— start of DATA SHOWN —
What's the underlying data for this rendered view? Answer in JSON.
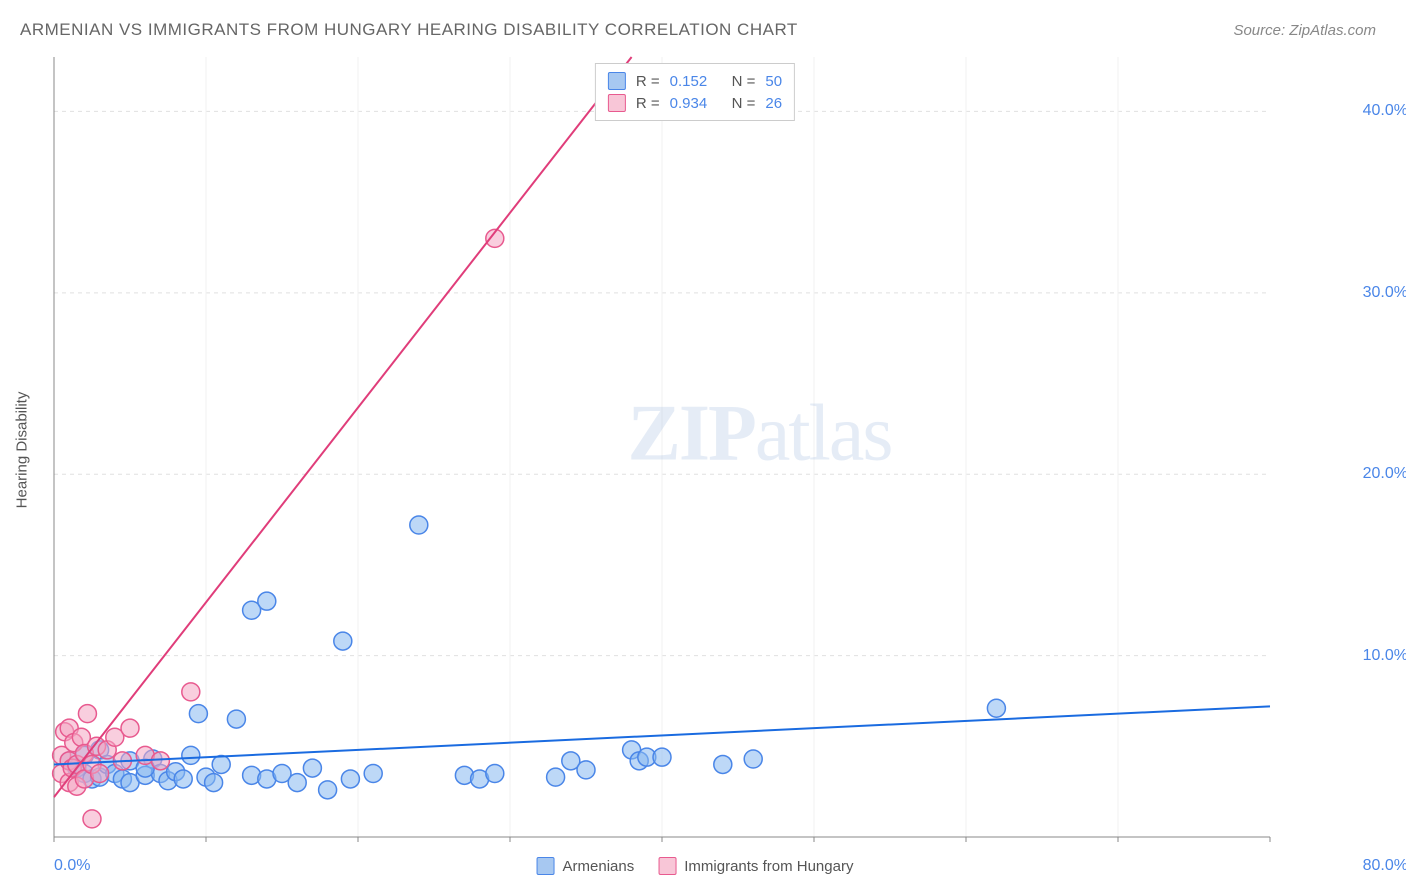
{
  "title": "ARMENIAN VS IMMIGRANTS FROM HUNGARY HEARING DISABILITY CORRELATION CHART",
  "source": "Source: ZipAtlas.com",
  "y_axis_label": "Hearing Disability",
  "watermark_bold": "ZIP",
  "watermark_light": "atlas",
  "chart": {
    "type": "scatter",
    "x_range": [
      0,
      80
    ],
    "y_range": [
      0,
      43
    ],
    "x_ticks": [
      {
        "v": 0,
        "label": "0.0%"
      },
      {
        "v": 80,
        "label": "80.0%"
      }
    ],
    "y_ticks": [
      {
        "v": 10,
        "label": "10.0%"
      },
      {
        "v": 20,
        "label": "20.0%"
      },
      {
        "v": 30,
        "label": "30.0%"
      },
      {
        "v": 40,
        "label": "40.0%"
      }
    ],
    "grid_color": "#e0e0e0",
    "axis_color": "#888888",
    "background_color": "#ffffff",
    "marker_radius": 9,
    "marker_border_width": 1.5,
    "trendline_width": 2,
    "series": [
      {
        "name": "Armenians",
        "fill": "rgba(135,184,240,0.55)",
        "stroke": "#4a86e8",
        "trend": {
          "x1": 0,
          "y1": 4.0,
          "x2": 80,
          "y2": 7.2,
          "color": "#1a6be0"
        },
        "stats": {
          "R": "0.152",
          "N": "50"
        },
        "points": [
          [
            1,
            4.2
          ],
          [
            1.5,
            3.8
          ],
          [
            2,
            3.5
          ],
          [
            2,
            4.5
          ],
          [
            2.5,
            3.2
          ],
          [
            3,
            4.8
          ],
          [
            3,
            3.3
          ],
          [
            3.5,
            4.0
          ],
          [
            4,
            3.5
          ],
          [
            4.5,
            3.2
          ],
          [
            5,
            4.2
          ],
          [
            5,
            3.0
          ],
          [
            6,
            3.4
          ],
          [
            6.5,
            4.3
          ],
          [
            7,
            3.5
          ],
          [
            7.5,
            3.1
          ],
          [
            8,
            3.6
          ],
          [
            8.5,
            3.2
          ],
          [
            9,
            4.5
          ],
          [
            9.5,
            6.8
          ],
          [
            10,
            3.3
          ],
          [
            11,
            4.0
          ],
          [
            12,
            6.5
          ],
          [
            13,
            3.4
          ],
          [
            13,
            12.5
          ],
          [
            14,
            3.2
          ],
          [
            14,
            13.0
          ],
          [
            15,
            3.5
          ],
          [
            16,
            3.0
          ],
          [
            17,
            3.8
          ],
          [
            18,
            2.6
          ],
          [
            19,
            10.8
          ],
          [
            19.5,
            3.2
          ],
          [
            21,
            3.5
          ],
          [
            24,
            17.2
          ],
          [
            27,
            3.4
          ],
          [
            28,
            3.2
          ],
          [
            29,
            3.5
          ],
          [
            33,
            3.3
          ],
          [
            34,
            4.2
          ],
          [
            35,
            3.7
          ],
          [
            38,
            4.8
          ],
          [
            38.5,
            4.2
          ],
          [
            39,
            4.4
          ],
          [
            40,
            4.4
          ],
          [
            44,
            4.0
          ],
          [
            46,
            4.3
          ],
          [
            62,
            7.1
          ],
          [
            10.5,
            3.0
          ],
          [
            6,
            3.8
          ]
        ]
      },
      {
        "name": "Immigrants from Hungary",
        "fill": "rgba(244,165,195,0.55)",
        "stroke": "#e85a8f",
        "trend": {
          "x1": 0,
          "y1": 2.2,
          "x2": 38,
          "y2": 43,
          "color": "#e03d7a"
        },
        "stats": {
          "R": "0.934",
          "N": "26"
        },
        "points": [
          [
            0.5,
            3.5
          ],
          [
            0.5,
            4.5
          ],
          [
            0.7,
            5.8
          ],
          [
            1,
            3.0
          ],
          [
            1,
            4.2
          ],
          [
            1,
            6.0
          ],
          [
            1.2,
            3.8
          ],
          [
            1.3,
            5.2
          ],
          [
            1.5,
            2.8
          ],
          [
            1.5,
            4.0
          ],
          [
            1.8,
            5.5
          ],
          [
            2,
            3.2
          ],
          [
            2,
            4.6
          ],
          [
            2.2,
            6.8
          ],
          [
            2.5,
            4.0
          ],
          [
            2.5,
            1.0
          ],
          [
            2.8,
            5.0
          ],
          [
            3,
            3.5
          ],
          [
            3.5,
            4.8
          ],
          [
            4,
            5.5
          ],
          [
            4.5,
            4.2
          ],
          [
            5,
            6.0
          ],
          [
            6,
            4.5
          ],
          [
            9,
            8.0
          ],
          [
            7,
            4.2
          ],
          [
            29,
            33.0
          ]
        ]
      }
    ]
  },
  "legend_bottom": [
    {
      "label": "Armenians",
      "swatch": "blue"
    },
    {
      "label": "Immigrants from Hungary",
      "swatch": "pink"
    }
  ],
  "stats_labels": {
    "R": "R  =",
    "N": "N  ="
  }
}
— end of DATA SHOWN —
● **EXERCISE DETAILS**: Out of the preceding entries, pull every line containing the string "name".

● **RIGHT ANSWER**:
        "name": "Armenians",
        "name": "Immigrants from Hungary",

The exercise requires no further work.